- **YOUR GOAL**:
The response should be a precise copy of every entry.

- **INFORMATION SUPPLIED**:
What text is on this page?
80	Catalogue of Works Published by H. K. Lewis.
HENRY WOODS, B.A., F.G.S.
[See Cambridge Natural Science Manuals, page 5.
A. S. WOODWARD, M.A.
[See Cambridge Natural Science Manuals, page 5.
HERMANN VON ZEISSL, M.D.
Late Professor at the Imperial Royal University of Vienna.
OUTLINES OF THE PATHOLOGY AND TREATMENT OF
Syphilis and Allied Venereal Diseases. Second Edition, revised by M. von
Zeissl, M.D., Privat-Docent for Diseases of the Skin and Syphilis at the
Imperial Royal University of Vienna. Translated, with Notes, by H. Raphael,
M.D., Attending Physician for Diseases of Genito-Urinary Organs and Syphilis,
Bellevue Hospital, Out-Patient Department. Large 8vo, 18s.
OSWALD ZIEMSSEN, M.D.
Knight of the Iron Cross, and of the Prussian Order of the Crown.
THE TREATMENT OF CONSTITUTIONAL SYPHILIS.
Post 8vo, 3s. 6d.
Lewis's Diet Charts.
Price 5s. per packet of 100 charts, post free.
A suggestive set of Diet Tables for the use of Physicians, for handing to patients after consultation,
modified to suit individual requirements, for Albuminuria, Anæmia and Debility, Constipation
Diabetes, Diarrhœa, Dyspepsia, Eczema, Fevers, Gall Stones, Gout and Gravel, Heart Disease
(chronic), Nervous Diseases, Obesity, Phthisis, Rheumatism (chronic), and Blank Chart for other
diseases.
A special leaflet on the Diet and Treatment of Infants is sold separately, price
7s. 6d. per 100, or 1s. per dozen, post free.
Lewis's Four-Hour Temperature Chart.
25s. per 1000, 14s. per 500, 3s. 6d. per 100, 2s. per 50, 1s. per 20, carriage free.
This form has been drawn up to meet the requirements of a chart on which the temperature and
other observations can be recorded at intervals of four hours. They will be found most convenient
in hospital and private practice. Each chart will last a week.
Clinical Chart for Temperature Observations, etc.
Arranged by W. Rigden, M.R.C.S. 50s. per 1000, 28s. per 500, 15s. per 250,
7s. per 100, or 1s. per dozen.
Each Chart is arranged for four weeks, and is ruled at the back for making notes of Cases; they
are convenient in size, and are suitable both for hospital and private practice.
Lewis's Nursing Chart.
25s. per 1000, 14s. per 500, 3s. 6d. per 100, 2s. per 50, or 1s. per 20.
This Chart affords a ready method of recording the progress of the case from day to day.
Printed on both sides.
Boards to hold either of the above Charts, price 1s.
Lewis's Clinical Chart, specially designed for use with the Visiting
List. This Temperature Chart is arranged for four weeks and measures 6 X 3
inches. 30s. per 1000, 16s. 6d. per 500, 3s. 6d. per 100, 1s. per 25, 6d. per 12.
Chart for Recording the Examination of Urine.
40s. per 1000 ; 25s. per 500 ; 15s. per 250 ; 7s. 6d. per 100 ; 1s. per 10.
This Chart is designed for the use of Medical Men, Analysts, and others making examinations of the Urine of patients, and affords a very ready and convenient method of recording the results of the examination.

- **TASK RESPONSE**:
What text is on this page?
80	Catalogue of Works Published by H. K. Lewis.
HENRY WOODS, B.A., F.G.S.
[See Cambridge Natural Science Manuals, page 5.
A. S. WOODWARD, M.A.
[See Cambridge Natural Science Manuals, page 5.
HERMANN VON ZEISSL, M.D.
Late Professor at the Imperial Royal University of Vienna.
OUTLINES OF THE PATHOLOGY AND TREATMENT OF
Syphilis and Allied Venereal Diseases. Second Edition, revised by M. von
Zeissl, M.D., Privat-Docent for Diseases of the Skin and Syphilis at the
Imperial Royal University of Vienna. Translated, with Notes, by H. Raphael,
M.D., Attending Physician for Diseases of Genito-Urinary Organs and Syphilis,
Bellevue Hospital, Out-Patient Department. Large 8vo, 18s.
OSWALD ZIEMSSEN, M.D.
Knight of the Iron Cross, and of the Prussian Order of the Crown.
THE TREATMENT OF CONSTITUTIONAL SYPHILIS.
Post 8vo, 3s. 6d.
Lewis's Diet Charts.
Price 5s. per packet of 100 charts, post free.
A suggestive set of Diet Tables for the use of Physicians, for handing to patients after consultation,
modified to suit individual requirements, for Albuminuria, Anæmia and Debility, Constipation
Diabetes, Diarrhœa, Dyspepsia, Eczema, Fevers, Gall Stones, Gout and Gravel, Heart Disease
(chronic), Nervous Diseases, Obesity, Phthisis, Rheumatism (chronic), and Blank Chart for other
diseases.
A special leaflet on the Diet and Treatment of Infants is sold separately, price
7s. 6d. per 100, or 1s. per dozen, post free.
Lewis's Four-Hour Temperature Chart.
25s. per 1000, 14s. per 500, 3s. 6d. per 100, 2s. per 50, 1s. per 20, carriage free.
This form has been drawn up to meet the requirements of a chart on which the temperature and
other observations can be recorded at intervals of four hours. They will be found most convenient
in hospital and private practice. Each chart will last a week.
Clinical Chart for Temperature Observations, etc.
Arranged by W. Rigden, M.R.C.S. 50s. per 1000, 28s. per 500, 15s. per 250,
7s. per 100, or 1s. per dozen.
Each Chart is arranged for four weeks, and is ruled at the back for making notes of Cases; they
are convenient in size, and are suitable both for hospital and private practice.
Lewis's Nursing Chart.
25s. per 1000, 14s. per 500, 3s. 6d. per 100, 2s. per 50, or 1s. per 20.
This Chart affords a ready method of recording the progress of the case from day to day.
Printed on both sides.
Boards to hold either of the above Charts, price 1s.
Lewis's Clinical Chart, specially designed for use with the Visiting
List. This Temperature Chart is arranged for four weeks and measures 6 X 3
inches. 30s. per 1000, 16s. 6d. per 500, 3s. 6d. per 100, 1s. per 25, 6d. per 12.
Chart for Recording the Examination of Urine.
40s. per 1000 ; 25s. per 500 ; 15s. per 250 ; 7s. 6d. per 100 ; 1s. per 10.
This Chart is designed for the use of Medical Men, Analysts, and others making examinations of the Urine of patients, and affords a very ready and convenient method of recording the results of the examination.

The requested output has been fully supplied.